Without the pictures, repeat the listing character for character.

Collected data entries
++++

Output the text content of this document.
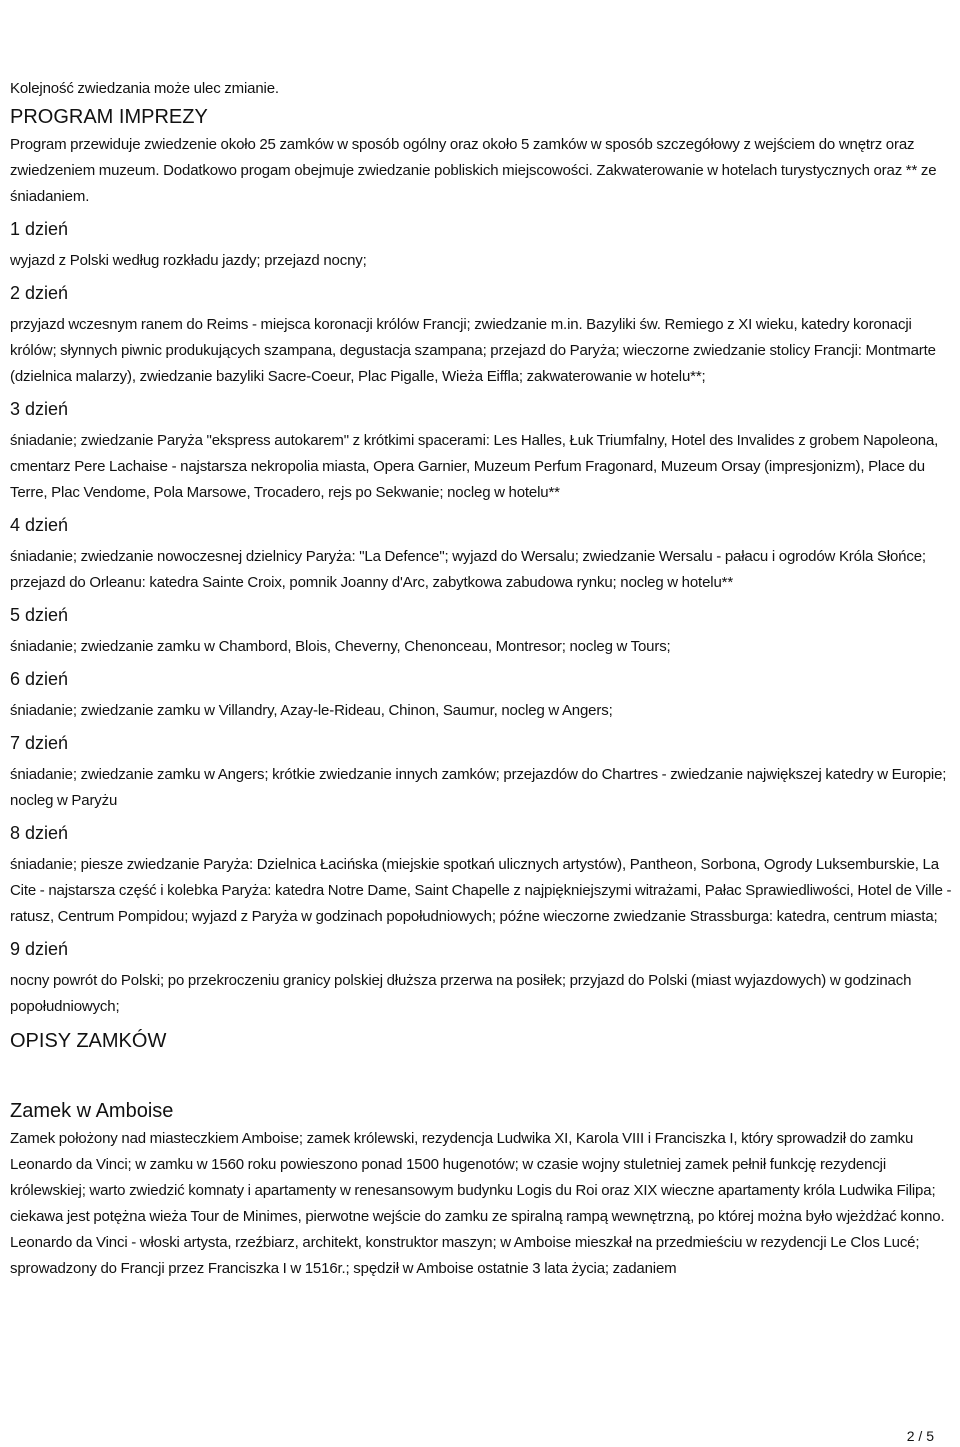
Kolejność zwiedzania może ulec zmianie.

PROGRAM IMPREZY

Program przewiduje zwiedzenie około 25 zamków w sposób ogólny oraz około 5 zamków w sposób szczegółowy z wejściem do wnętrz oraz zwiedzeniem muzeum. Dodatkowo progam obejmuje zwiedzanie pobliskich miejscowości. Zakwaterowanie w hotelach turystycznych oraz ** ze śniadaniem.

1 dzień

wyjazd z Polski według rozkładu jazdy; przejazd nocny;

2 dzień

przyjazd wczesnym ranem do Reims - miejsca koronacji królów Francji; zwiedzanie m.in. Bazyliki św. Remiego z XI wieku, katedry koronacji królów; słynnych piwnic produkujących szampana, degustacja szampana; przejazd do Paryża; wieczorne zwiedzanie stolicy Francji: Montmarte (dzielnica malarzy), zwiedzanie bazyliki Sacre-Coeur, Plac Pigalle, Wieża Eiffla; zakwaterowanie w hotelu**;

3 dzień

śniadanie; zwiedzanie Paryża "ekspress autokarem" z krótkimi spacerami: Les Halles, Łuk Triumfalny, Hotel des Invalides z grobem Napoleona, cmentarz Pere Lachaise - najstarsza nekropolia miasta, Opera Garnier, Muzeum Perfum Fragonard, Muzeum Orsay (impresjonizm), Place du Terre, Plac Vendome, Pola Marsowe, Trocadero, rejs po Sekwanie; nocleg w hotelu**

4 dzień

śniadanie; zwiedzanie nowoczesnej dzielnicy Paryża: "La Defence"; wyjazd do Wersalu; zwiedzanie Wersalu - pałacu i ogrodów Króla Słońce; przejazd do Orleanu: katedra Sainte Croix, pomnik Joanny d'Arc, zabytkowa zabudowa rynku; nocleg w hotelu**

5 dzień

śniadanie; zwiedzanie zamku w Chambord, Blois, Cheverny, Chenonceau, Montresor; nocleg w Tours;

6 dzień

śniadanie; zwiedzanie zamku w Villandry, Azay-le-Rideau, Chinon, Saumur, nocleg w Angers;

7 dzień

śniadanie; zwiedzanie zamku w Angers; krótkie zwiedzanie innych zamków; przejazdów do Chartres - zwiedzanie największej katedry w Europie; nocleg w Paryżu

8 dzień

śniadanie; piesze zwiedzanie Paryża: Dzielnica Łacińska (miejskie spotkań ulicznych artystów), Pantheon, Sorbona, Ogrody Luksemburskie, La Cite - najstarsza część i kolebka Paryża: katedra Notre Dame, Saint Chapelle z najpiękniejszymi witrażami, Pałac Sprawiedliwości, Hotel de Ville - ratusz, Centrum Pompidou; wyjazd z Paryża w godzinach popołudniowych; późne wieczorne zwiedzanie Strassburga: katedra, centrum miasta;

9 dzień

nocny powrót do Polski; po przekroczeniu granicy polskiej dłuższa przerwa na posiłek; przyjazd do Polski (miast wyjazdowych) w godzinach popołudniowych;

OPISY ZAMKÓW
Zamek w Amboise

Zamek położony nad miasteczkiem Amboise; zamek królewski, rezydencja Ludwika XI, Karola VIII i Franciszka I, który sprowadził do zamku Leonardo da Vinci; w zamku w 1560 roku powieszono ponad 1500 hugenotów; w czasie wojny stuletniej zamek pełnił funkcję rezydencji królewskiej; warto zwiedzić komnaty i apartamenty w renesansowym budynku Logis du Roi oraz XIX wieczne apartamenty króla Ludwika Filipa; ciekawa jest potężna wieża Tour de Minimes, pierwotne wejście do zamku ze spiralną rampą wewnętrzną, po której można było wjeżdżać konno.

Leonardo da Vinci - włoski artysta, rzeźbiarz, architekt, konstruktor maszyn; w Amboise mieszkał na przedmieściu w rezydencji Le Clos Lucé; sprowadzony do Francji przez Franciszka I w 1516r.; spędził w Amboise ostatnie 3 lata życia; zadaniem

2 / 5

++++

# Final result
Output the text content of this document.
Kolejność zwiedzania może ulec zmianie.

PROGRAM IMPREZY

Program przewiduje zwiedzenie około 25 zamków w sposób ogólny oraz około 5 zamków w sposób szczegółowy z wejściem do wnętrz oraz zwiedzeniem muzeum. Dodatkowo progam obejmuje zwiedzanie pobliskich miejscowości. Zakwaterowanie w hotelach turystycznych oraz ** ze śniadaniem.

1 dzień

wyjazd z Polski według rozkładu jazdy; przejazd nocny;

2 dzień

przyjazd wczesnym ranem do Reims - miejsca koronacji królów Francji; zwiedzanie m.in. Bazyliki św. Remiego z XI wieku, katedry koronacji królów; słynnych piwnic produkujących szampana, degustacja szampana; przejazd do Paryża; wieczorne zwiedzanie stolicy Francji: Montmarte (dzielnica malarzy), zwiedzanie bazyliki Sacre-Coeur, Plac Pigalle, Wieża Eiffla; zakwaterowanie w hotelu**;

3 dzień

śniadanie; zwiedzanie Paryża "ekspress autokarem" z krótkimi spacerami: Les Halles, Łuk Triumfalny, Hotel des Invalides z grobem Napoleona, cmentarz Pere Lachaise - najstarsza nekropolia miasta, Opera Garnier, Muzeum Perfum Fragonard, Muzeum Orsay (impresjonizm), Place du Terre, Plac Vendome, Pola Marsowe, Trocadero, rejs po Sekwanie; nocleg w hotelu**

4 dzień

śniadanie; zwiedzanie nowoczesnej dzielnicy Paryża: "La Defence"; wyjazd do Wersalu; zwiedzanie Wersalu - pałacu i ogrodów Króla Słońce; przejazd do Orleanu: katedra Sainte Croix, pomnik Joanny d'Arc, zabytkowa zabudowa rynku; nocleg w hotelu**

5 dzień

śniadanie; zwiedzanie zamku w Chambord, Blois, Cheverny, Chenonceau, Montresor; nocleg w Tours;

6 dzień

śniadanie; zwiedzanie zamku w Villandry, Azay-le-Rideau, Chinon, Saumur, nocleg w Angers;

7 dzień

śniadanie; zwiedzanie zamku w Angers; krótkie zwiedzanie innych zamków; przejazdów do Chartres - zwiedzanie największej katedry w Europie; nocleg w Paryżu

8 dzień

śniadanie; piesze zwiedzanie Paryża: Dzielnica Łacińska (miejskie spotkań ulicznych artystów), Pantheon, Sorbona, Ogrody Luksemburskie, La Cite - najstarsza część i kolebka Paryża: katedra Notre Dame, Saint Chapelle z najpiękniejszymi witrażami, Pałac Sprawiedliwości, Hotel de Ville - ratusz, Centrum Pompidou; wyjazd z Paryża w godzinach popołudniowych; późne wieczorne zwiedzanie Strassburga: katedra, centrum miasta;

9 dzień

nocny powrót do Polski; po przekroczeniu granicy polskiej dłuższa przerwa na posiłek; przyjazd do Polski (miast wyjazdowych) w godzinach popołudniowych;

OPISY ZAMKÓW
Zamek w Amboise

Zamek położony nad miasteczkiem Amboise; zamek królewski, rezydencja Ludwika XI, Karola VIII i Franciszka I, który sprowadził do zamku Leonardo da Vinci; w zamku w 1560 roku powieszono ponad 1500 hugenotów; w czasie wojny stuletniej zamek pełnił funkcję rezydencji królewskiej; warto zwiedzić komnaty i apartamenty w renesansowym budynku Logis du Roi oraz XIX wieczne apartamenty króla Ludwika Filipa; ciekawa jest potężna wieża Tour de Minimes, pierwotne wejście do zamku ze spiralną rampą wewnętrzną, po której można było wjeżdżać konno.

Leonardo da Vinci - włoski artysta, rzeźbiarz, architekt, konstruktor maszyn; w Amboise mieszkał na przedmieściu w rezydencji Le Clos Lucé; sprowadzony do Francji przez Franciszka I w 1516r.; spędził w Amboise ostatnie 3 lata życia; zadaniem

2 / 5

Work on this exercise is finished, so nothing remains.